-- Start --
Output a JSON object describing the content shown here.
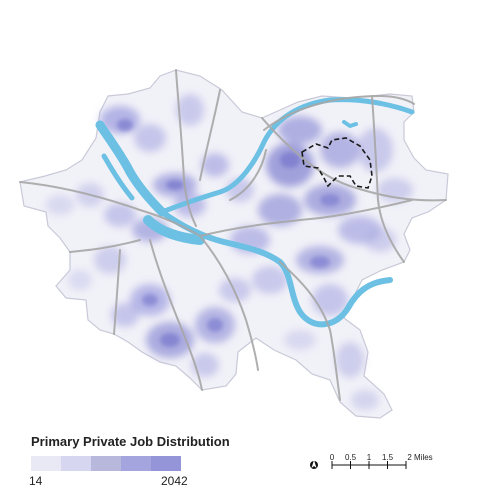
{
  "legend": {
    "title": "Primary Private Job Distribution",
    "min_label": "14",
    "max_label": "2042",
    "colors": [
      "#e9e9f6",
      "#d6d6f0",
      "#b8b8dc",
      "#a4a4de",
      "#9494d8"
    ]
  },
  "scale_bar": {
    "labels": [
      "0",
      "0.5",
      "1",
      "1.5",
      "2 Miles"
    ]
  },
  "map": {
    "boundary_fill": "#f1f1f8",
    "boundary_stroke": "#c9c9d8",
    "density_color": "#8e8ed6",
    "river_color": "#6cc0e4",
    "road_color": "#a7a7a7",
    "highlight_outline_color": "#1a1a1a"
  }
}
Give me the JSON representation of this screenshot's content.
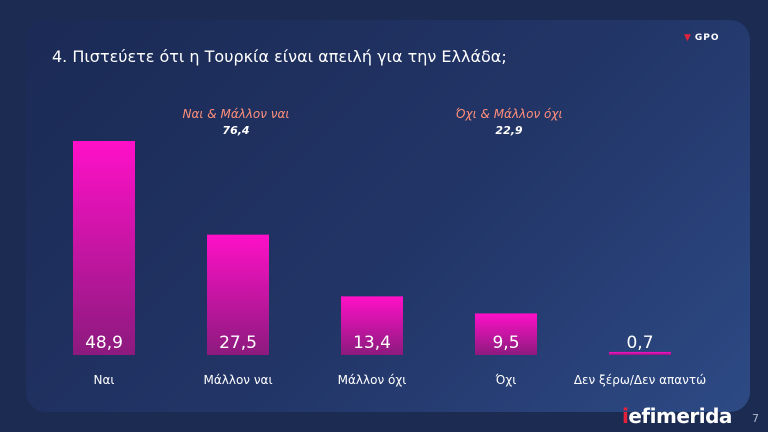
{
  "title": "4. Πιστεύετε ότι η Τουρκία είναι απειλή για την Ελλάδα;",
  "logo_text": "GPO",
  "groups": [
    {
      "label": "Ναι & Μάλλον ναι",
      "value": "76,4"
    },
    {
      "label": "Όχι & Μάλλον όχι",
      "value": "22,9"
    }
  ],
  "chart_data": {
    "type": "bar",
    "title": "4. Πιστεύετε ότι η Τουρκία είναι απειλή για την Ελλάδα;",
    "categories": [
      "Ναι",
      "Μάλλον ναι",
      "Μάλλον όχι",
      "Όχι",
      "Δεν ξέρω/Δεν απαντώ"
    ],
    "values": [
      48.9,
      27.5,
      13.4,
      9.5,
      0.7
    ],
    "value_labels": [
      "48,9",
      "27,5",
      "13,4",
      "9,5",
      "0,7"
    ],
    "xlabel": "",
    "ylabel": "",
    "grid": false,
    "colors": {
      "bar_top": "#ff10c8",
      "bar_bottom": "#8c1a7e"
    }
  },
  "brand": {
    "prefix": "i",
    "name": "efimerida"
  },
  "page_number": "7"
}
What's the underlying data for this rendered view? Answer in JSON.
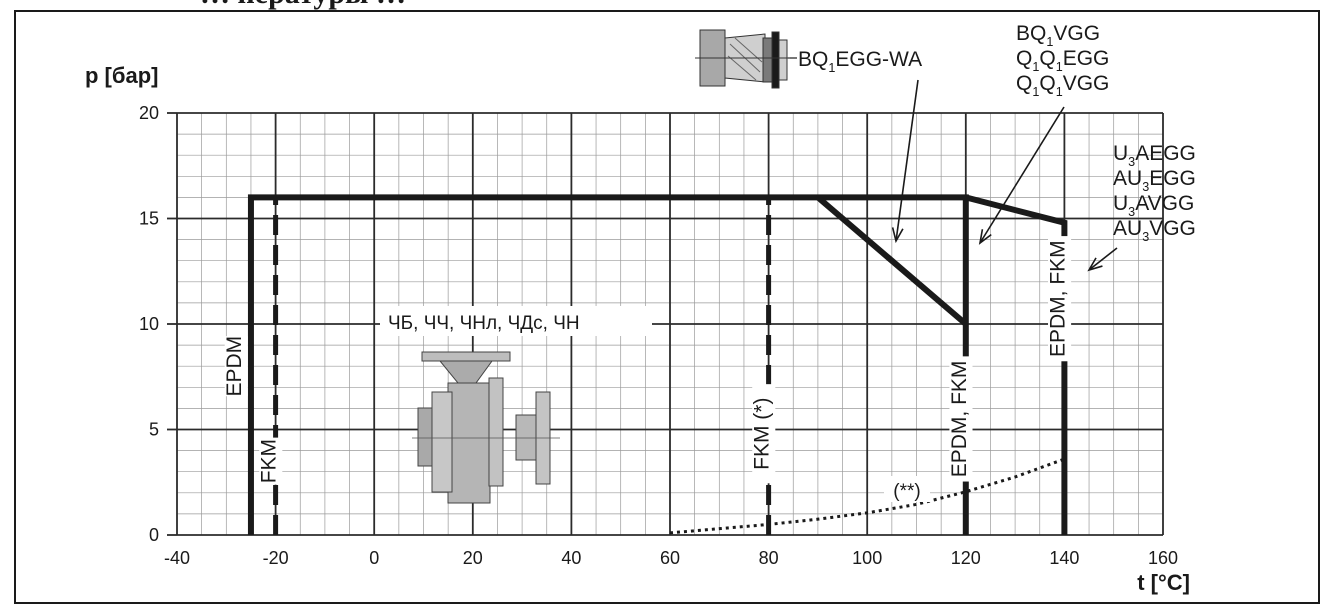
{
  "page": {
    "title": "… пературы …",
    "border_color": "#1a1a1a"
  },
  "chart_data": {
    "type": "line",
    "ylabel": "p [бар]",
    "xlabel": "t [°C]",
    "xlim": [
      -40,
      160
    ],
    "ylim": [
      0,
      20
    ],
    "x_ticks": [
      -40,
      -20,
      0,
      20,
      40,
      60,
      80,
      100,
      120,
      140,
      160
    ],
    "y_ticks": [
      0,
      5,
      10,
      15,
      20
    ],
    "grid": true,
    "series": [
      {
        "id": "frame-16bar",
        "style": "solid-thick",
        "points": [
          [
            -25,
            0
          ],
          [
            -25,
            16
          ],
          [
            120,
            16
          ],
          [
            120,
            0
          ]
        ]
      },
      {
        "id": "bq1egg-wa",
        "style": "solid-thick",
        "points": [
          [
            90,
            16
          ],
          [
            120,
            10
          ]
        ]
      },
      {
        "id": "u3-line",
        "style": "solid-thick",
        "points": [
          [
            120,
            16
          ],
          [
            140,
            14.8
          ],
          [
            140,
            0
          ]
        ]
      },
      {
        "id": "fkm-20",
        "style": "dashed-thick",
        "points": [
          [
            -20,
            0
          ],
          [
            -20,
            16
          ]
        ]
      },
      {
        "id": "fkm-80",
        "style": "dashed-thick",
        "points": [
          [
            80,
            0
          ],
          [
            80,
            16
          ]
        ]
      },
      {
        "id": "vapor",
        "style": "dotted",
        "points": [
          [
            60,
            0.1
          ],
          [
            70,
            0.3
          ],
          [
            80,
            0.5
          ],
          [
            90,
            0.75
          ],
          [
            100,
            1.05
          ],
          [
            110,
            1.45
          ],
          [
            120,
            2.05
          ],
          [
            130,
            2.75
          ],
          [
            140,
            3.6
          ]
        ]
      }
    ],
    "vertical_labels": [
      {
        "text": "EPDM",
        "x": -27,
        "y": 8
      },
      {
        "text": "FKM",
        "x": -20,
        "y": 3.5
      },
      {
        "text": "FKM (*)",
        "x": 80,
        "y": 4.8
      },
      {
        "text": "EPDM, FKM",
        "x": 120,
        "y": 5.5
      },
      {
        "text": "EPDM, FKM",
        "x": 140,
        "y": 11.2
      }
    ],
    "annotations": [
      {
        "text": "ЧБ, ЧЧ, ЧНл, ЧДс, ЧН",
        "x": 20,
        "y": 10.3
      },
      {
        "text": "(**)",
        "x": 108,
        "y": 2.2
      },
      {
        "text": "BQ1EGG-WA",
        "lines": [
          [
            "BQ",
            "1",
            "EGG-WA"
          ]
        ]
      },
      {
        "text": "BQ1VGG / Q1Q1EGG / Q1Q1VGG",
        "lines": [
          [
            "BQ",
            "1",
            "VGG"
          ],
          [
            "Q",
            "1",
            "Q",
            "1",
            "EGG"
          ],
          [
            "Q",
            "1",
            "Q",
            "1",
            "VGG"
          ]
        ]
      },
      {
        "text": "U3AEGG / AU3EGG / U3AVGG / AU3VGG",
        "lines": [
          [
            "U",
            "3",
            "AEGG"
          ],
          [
            "AU",
            "3",
            "EGG"
          ],
          [
            "U",
            "3",
            "AVGG"
          ],
          [
            "AU",
            "3",
            "VGG"
          ]
        ]
      }
    ]
  }
}
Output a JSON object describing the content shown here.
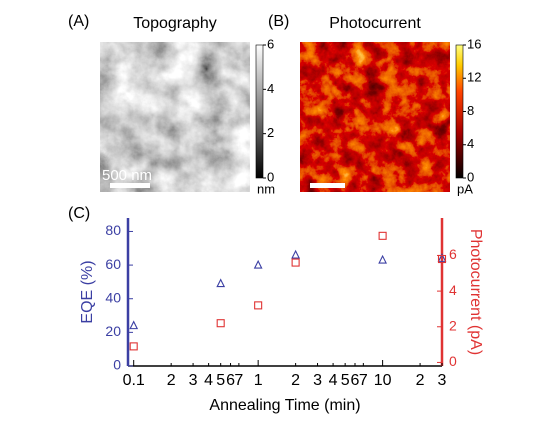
{
  "chart_data": [
    {
      "type": "image",
      "label": "(A)",
      "title": "Topography",
      "colormap": "gray",
      "colorbar": {
        "lim": [
          0,
          6
        ],
        "ticks": [
          0,
          2,
          4,
          6
        ],
        "unit": "nm"
      },
      "scalebar": "500 nm"
    },
    {
      "type": "image",
      "label": "(B)",
      "title": "Photocurrent",
      "colormap": "hot",
      "colorbar": {
        "lim": [
          0,
          16
        ],
        "ticks": [
          0,
          4,
          8,
          12,
          16
        ],
        "unit": "pA"
      }
    },
    {
      "type": "scatter",
      "label": "(C)",
      "x_label": "Annealing Time (min)",
      "y_label": "EQE (%)",
      "y2_label": "Photocurrent (pA)",
      "xscale": "log",
      "xlim": [
        0.09,
        30
      ],
      "xticks": [
        {
          "value": 0.1,
          "label": "0.1"
        },
        {
          "value": 0.2,
          "label": "2"
        },
        {
          "value": 0.3,
          "label": "3"
        },
        {
          "value": 0.4,
          "label": "4"
        },
        {
          "value": 0.5,
          "label": "5"
        },
        {
          "value": 0.6,
          "label": "6"
        },
        {
          "value": 0.7,
          "label": "7"
        },
        1,
        2,
        3,
        4,
        5,
        6,
        7,
        10,
        {
          "value": 20,
          "label": "2"
        },
        {
          "value": 30,
          "label": "3"
        }
      ],
      "ylim": [
        0,
        88
      ],
      "yticks": [
        0,
        20,
        40,
        60,
        80
      ],
      "y_color": "#3b3fa3",
      "y2lim": [
        -0.2,
        8.1
      ],
      "y2ticks": [
        0,
        2,
        4,
        6
      ],
      "y2_color": "#e03333",
      "series": [
        {
          "name": "EQE",
          "color": "#3b3fa3",
          "marker": "triangle",
          "x": [
            0.1,
            0.5,
            1,
            2,
            10,
            30
          ],
          "values": [
            24,
            49,
            60,
            66,
            63,
            64
          ]
        },
        {
          "name": "Photocurrent",
          "color": "#e03333",
          "marker": "square",
          "axis": "y2",
          "x": [
            0.1,
            0.5,
            1,
            2,
            10,
            30
          ],
          "values": [
            0.9,
            2.2,
            3.2,
            5.6,
            7.1,
            5.8
          ]
        }
      ]
    }
  ]
}
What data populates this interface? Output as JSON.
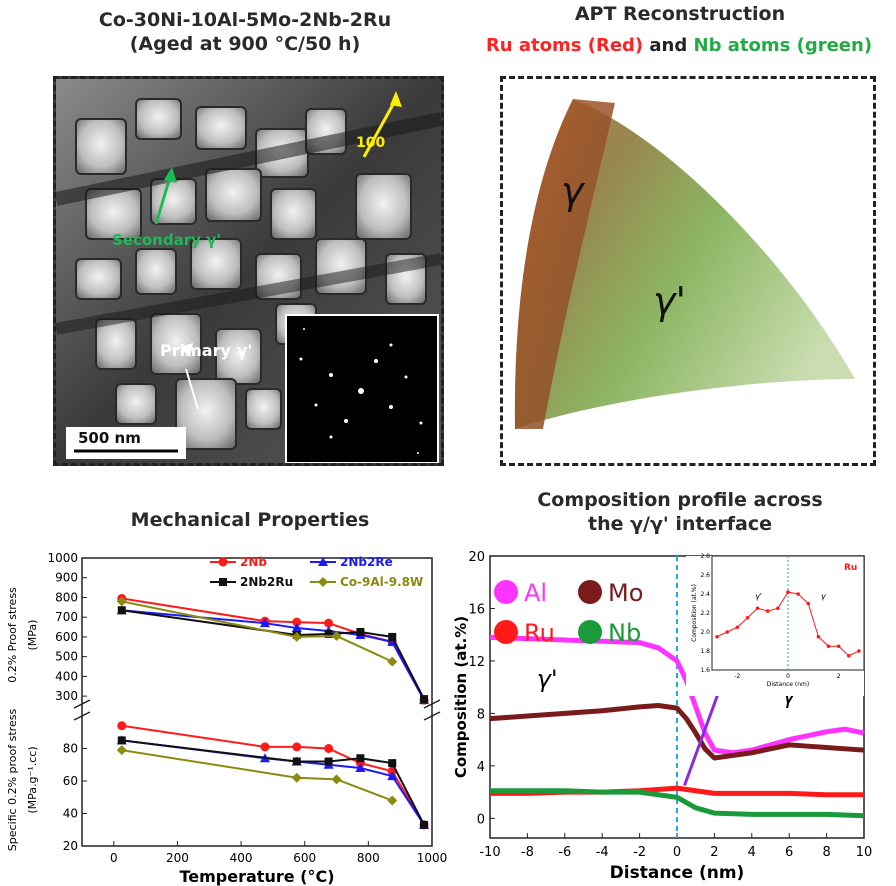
{
  "tem": {
    "title_line1": "Co-30Ni-10Al-5Mo-2Nb-2Ru",
    "title_line2": "(Aged at 900 °C/50 h)",
    "label_100": "100",
    "label_secondary": "Secondary γ'",
    "label_primary": "Primary γ'",
    "scale_bar": "500 nm"
  },
  "apt": {
    "title": "APT Reconstruction",
    "subtitle_ru": "Ru atoms (Red)",
    "subtitle_and": " and ",
    "subtitle_nb": "Nb atoms (green)",
    "label_gamma": "γ",
    "label_gamma_prime": "γ'"
  },
  "mech": {
    "title": "Mechanical Properties",
    "xlabel": "Temperature (°C)",
    "ylabel_top_line1": "0.2% Proof stress",
    "ylabel_top_line2": "(MPa)",
    "ylabel_bottom_line1": "Specific 0.2% proof stress",
    "ylabel_bottom_line2": "(MPa.g⁻¹.cc)",
    "colors": {
      "2Nb": "#ff1a1a",
      "2Nb2Re": "#1a1aff",
      "2Nb2Ru": "#111111",
      "Co-9Al-9.8W": "#8a8a10"
    }
  },
  "comp": {
    "title_line1": "Composition profile across",
    "title_line2": "the γ/γ' interface",
    "xlabel": "Distance (nm)",
    "ylabel": "Composition (at.%)",
    "legend": [
      "Al",
      "Mo",
      "Ru",
      "Nb"
    ],
    "label_gamma_prime": "γ'",
    "label_gamma": "γ",
    "inset_label": "Ru",
    "inset_ylabel": "Composition (at.%)",
    "inset_xlabel": "Distance (nm)",
    "inset_gamma_prime": "γ'",
    "inset_gamma": "γ",
    "colors": {
      "Al": "#ff33ff",
      "Mo": "#7a1a1a",
      "Ru": "#ff1a1a",
      "Nb": "#1a9a3a"
    }
  },
  "chart_data": [
    {
      "type": "line",
      "title": "Mechanical Properties",
      "xlabel": "Temperature (°C)",
      "ylabel": "0.2% Proof stress (MPa)",
      "xlim": [
        -100,
        1000
      ],
      "ylim": [
        250,
        1000
      ],
      "xticks": [
        0,
        200,
        400,
        600,
        800,
        1000
      ],
      "yticks": [
        300,
        400,
        500,
        600,
        700,
        800,
        900,
        1000
      ],
      "series": [
        {
          "name": "2Nb",
          "x": [
            25,
            475,
            575,
            675,
            775,
            875,
            975
          ],
          "y": [
            795,
            680,
            675,
            670,
            615,
            575,
            280
          ]
        },
        {
          "name": "2Nb2Re",
          "x": [
            25,
            475,
            575,
            675,
            775,
            875,
            975
          ],
          "y": [
            735,
            670,
            645,
            630,
            610,
            575,
            280
          ]
        },
        {
          "name": "2Nb2Ru",
          "x": [
            25,
            575,
            675,
            775,
            875,
            975
          ],
          "y": [
            735,
            610,
            615,
            625,
            600,
            285
          ]
        },
        {
          "name": "Co-9Al-9.8W",
          "x": [
            25,
            575,
            700,
            875
          ],
          "y": [
            780,
            600,
            605,
            475
          ]
        }
      ]
    },
    {
      "type": "line",
      "xlabel": "Temperature (°C)",
      "ylabel": "Specific 0.2% proof stress (MPa.g⁻¹.cc)",
      "xlim": [
        -100,
        1000
      ],
      "ylim": [
        20,
        100
      ],
      "xticks": [
        0,
        200,
        400,
        600,
        800,
        1000
      ],
      "yticks": [
        20,
        40,
        60,
        80
      ],
      "series": [
        {
          "name": "2Nb",
          "x": [
            25,
            475,
            575,
            675,
            775,
            875,
            975
          ],
          "y": [
            94,
            81,
            81,
            80,
            71,
            66,
            33
          ]
        },
        {
          "name": "2Nb2Re",
          "x": [
            25,
            475,
            575,
            675,
            775,
            875,
            975
          ],
          "y": [
            85,
            74,
            72,
            70,
            68,
            63,
            33
          ]
        },
        {
          "name": "2Nb2Ru",
          "x": [
            25,
            575,
            675,
            775,
            875,
            975
          ],
          "y": [
            85,
            72,
            72,
            74,
            71,
            33
          ]
        },
        {
          "name": "Co-9Al-9.8W",
          "x": [
            25,
            575,
            700,
            875
          ],
          "y": [
            79,
            62,
            61,
            48
          ]
        }
      ]
    },
    {
      "type": "line",
      "title": "Composition profile across the γ/γ' interface",
      "xlabel": "Distance (nm)",
      "ylabel": "Composition (at.%)",
      "xlim": [
        -10,
        10
      ],
      "ylim": [
        -1.5,
        20
      ],
      "xticks": [
        -10,
        -8,
        -6,
        -4,
        -2,
        0,
        2,
        4,
        6,
        8,
        10
      ],
      "yticks": [
        0,
        4,
        8,
        12,
        16,
        20
      ],
      "series": [
        {
          "name": "Al",
          "x": [
            -10,
            -8,
            -6,
            -4,
            -2,
            -1,
            0,
            0.5,
            1,
            1.5,
            2,
            3,
            4,
            5,
            6,
            7,
            8,
            9,
            10
          ],
          "y": [
            13.8,
            13.7,
            13.6,
            13.5,
            13.4,
            13.0,
            12.0,
            10.5,
            8.5,
            6.5,
            5.2,
            5.0,
            5.2,
            5.6,
            6.0,
            6.3,
            6.6,
            6.8,
            6.5
          ]
        },
        {
          "name": "Mo",
          "x": [
            -10,
            -8,
            -6,
            -4,
            -2,
            -1,
            0,
            0.5,
            1,
            1.5,
            2,
            3,
            4,
            5,
            6,
            7,
            8,
            9,
            10
          ],
          "y": [
            7.6,
            7.8,
            8.0,
            8.2,
            8.5,
            8.6,
            8.4,
            7.6,
            6.5,
            5.3,
            4.6,
            4.8,
            5.0,
            5.3,
            5.6,
            5.5,
            5.4,
            5.3,
            5.2
          ]
        },
        {
          "name": "Ru",
          "x": [
            -10,
            -8,
            -6,
            -4,
            -2,
            0,
            1,
            2,
            4,
            6,
            8,
            10
          ],
          "y": [
            1.9,
            1.9,
            2.0,
            2.0,
            2.1,
            2.3,
            2.1,
            1.9,
            1.9,
            1.9,
            1.8,
            1.8
          ]
        },
        {
          "name": "Nb",
          "x": [
            -10,
            -8,
            -6,
            -4,
            -2,
            0,
            1,
            2,
            4,
            6,
            8,
            10
          ],
          "y": [
            2.1,
            2.1,
            2.1,
            2.0,
            2.0,
            1.6,
            0.8,
            0.4,
            0.3,
            0.3,
            0.3,
            0.2
          ]
        }
      ],
      "annotations": [
        "γ'",
        "γ"
      ]
    },
    {
      "type": "line",
      "title": "Ru",
      "xlabel": "Distance (nm)",
      "ylabel": "Composition (at.%)",
      "xlim": [
        -3,
        3
      ],
      "ylim": [
        1.6,
        2.8
      ],
      "xticks": [
        -2,
        0,
        2
      ],
      "yticks": [
        1.6,
        1.8,
        2.0,
        2.2,
        2.4,
        2.6,
        2.8
      ],
      "series": [
        {
          "name": "Ru",
          "x": [
            -2.8,
            -2.4,
            -2.0,
            -1.6,
            -1.2,
            -0.8,
            -0.4,
            0,
            0.4,
            0.8,
            1.2,
            1.6,
            2.0,
            2.4,
            2.8
          ],
          "y": [
            1.95,
            2.0,
            2.05,
            2.15,
            2.25,
            2.22,
            2.25,
            2.42,
            2.4,
            2.3,
            1.95,
            1.85,
            1.85,
            1.75,
            1.8
          ]
        }
      ]
    }
  ]
}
-- End --
From the entries above, select each line containing the string "Mechanical".

* REPLY TO THE EXERCISE:
    "title": "Mechanical Properties",
      "title": "Mechanical Properties",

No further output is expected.